**Do this**
Go through the data below and gather each line containing "zakwalifikowanych".

**Provided data**
:::

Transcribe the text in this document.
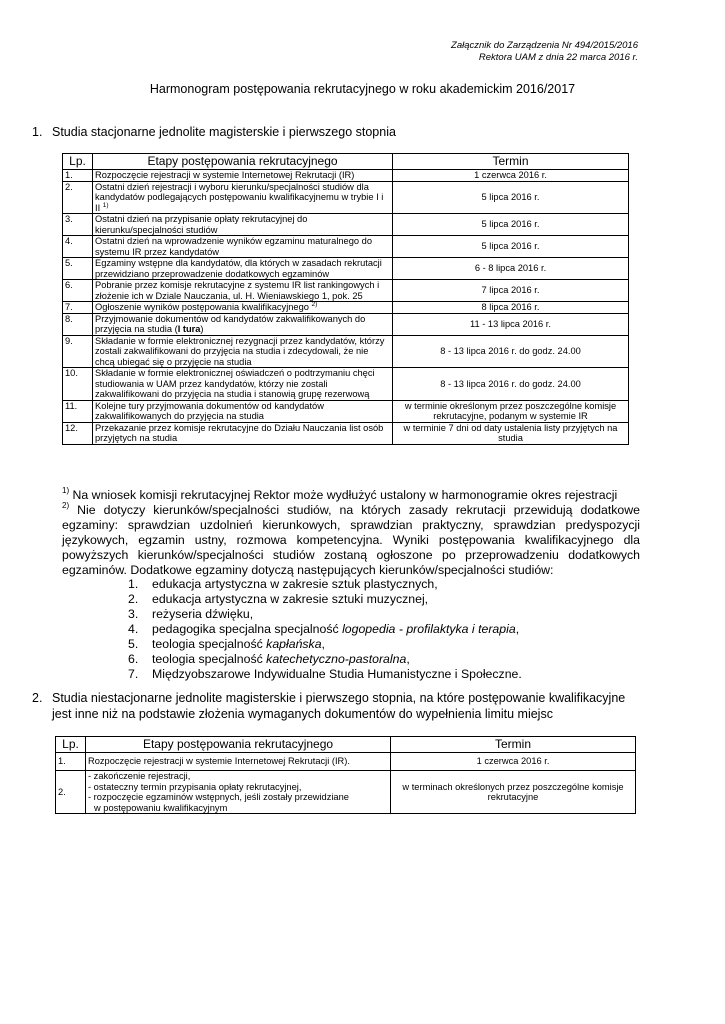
Załącznik do Zarządzenia Nr 494/2015/2016
Rektora UAM z dnia 22 marca 2016 r.
Harmonogram postępowania rekrutacyjnego w roku akademickim 2016/2017
1. Studia stacjonarne jednolite magisterskie i pierwszego stopnia
Lp.	Etapy postępowania rekrutacyjnego	Termin
1.	Rozpoczęcie rejestracji w systemie Internetowej Rekrutacji (IR)	1 czerwca 2016 r.
2.	Ostatni dzień rejestracji i wyboru kierunku/specjalności studiów dla kandydatów podlegających postępowaniu kwalifikacyjnemu w trybie I i II $^{1)}$	5 lipca 2016 r.
3.	Ostatni dzień na przypisanie opłaty rekrutacyjnej do kierunku/specjalności studiów	5 lipca 2016 r.
4.	Ostatni dzień na wprowadzenie wyników egzaminu maturalnego do systemu IR przez kandydatów	5 lipca 2016 r.
5.	Egzaminy wstępne dla kandydatów, dla których w zasadach rekrutacji przewidziano przeprowadzenie dodatkowych egzaminów	6 - 8 lipca 2016 r.
6.	Pobranie przez komisje rekrutacyjne z systemu IR list rankingowych i złożenie ich w Dziale Nauczania, ul. H. Wieniawskiego 1, pok. 25	7 lipca 2016 r.
7.	Ogłoszenie wyników postępowania kwalifikacyjnego $^{2)}$	8 lipca 2016 r.
8.	Przyjmowanie dokumentów od kandydatów zakwalifikowanych do przyjęcia na studia (I tura)	11 - 13 lipca 2016 r.
9.	Składanie w formie elektronicznej rezygnacji przez kandydatów, którzy zostali zakwalifikowani do przyjęcia na studia i zdecydowali, że nie chcą ubiegać się o przyjęcie na studia	8 - 13 lipca 2016 r. do godz. 24.00
10.	Składanie w formie elektronicznej oświadczeń o podtrzymaniu chęci studiowania w UAM przez kandydatów, którzy nie zostali zakwalifikowani do przyjęcia na studia i stanowią grupę rezerwową	8 - 13 lipca 2016 r. do godz. 24.00
11.	Kolejne tury przyjmowania dokumentów od kandydatów zakwalifikowanych do przyjęcia na studia	w terminie określonym przez poszczególne komisje rekrutacyjne, podanym w systemie IR
12.	Przekazanie przez komisje rekrutacyjne do Działu Nauczania list osób przyjętych na studia	w terminie 7 dni od daty ustalenia listy przyjętych na studia

$^{1)}$ Na wniosek komisji rekrutacyjnej Rektor może wydłużyć ustalony w harmonogramie okres rejestracji

$^{2)}$ Nie dotyczy kierunków/specjalności studiów, na których zasady rekrutacji przewidują dodatkowe egzaminy: sprawdzian uzdolnień kierunkowych, sprawdzian praktyczny, sprawdzian predyspozycji językowych, egzamin ustny, rozmowa kompetencyjna. Wyniki postępowania kwalifikacyjnego dla powyższych kierunków/specjalności studiów zostaną ogłoszone po przeprowadzeniu dodatkowych egzaminów. Dodatkowe egzaminy dotyczą następujących kierunków/specjalności studiów:

1. edukacja artystyczna w zakresie sztuk plastycznych,
2. edukacja artystyczna w zakresie sztuki muzycznej,
3. reżyseria dźwięku,
4. pedagogika specjalna specjalność logopedia - profilaktyka i terapia,
5. teologia specjalność kapłańska,
6. teologia specjalność katechetyczno-pastoralna,
7. Międzyobszarowe Indywidualne Studia Humanistyczne i Społeczne.
2. Studia niestacjonarne jednolite magisterskie i pierwszego stopnia, na które postępowanie kwalifikacyjne
jest inne niż na podstawie złożenia wymaganych dokumentów do wypełnienia limitu miejsc
Lp.	Etapy postępowania rekrutacyjnego	Termin
1.	Rozpoczęcie rejestracji w systemie Internetowej Rekrutacji (IR).	1 czerwca 2016 r.
2.	- zakończenie rejestracji,
- ostateczny termin przypisania opłaty rekrutacyjnej,
- rozpoczęcie egzaminów wstępnych, jeśli zostały przewidziane
w postępowaniu kwalifikacyjnym	w terminach określonych przez poszczególne komisje rekrutacyjne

:::

**Worked solution**
8.	Przyjmowanie dokumentów od kandydatów zakwalifikowanych do przyjęcia na studia (I tura)	11 - 13 lipca 2016 r.
11.	Kolejne tury przyjmowania dokumentów od kandydatów zakwalifikowanych do przyjęcia na studia	w terminie określonym przez poszczególne komisje rekrutacyjne, podanym w systemie IR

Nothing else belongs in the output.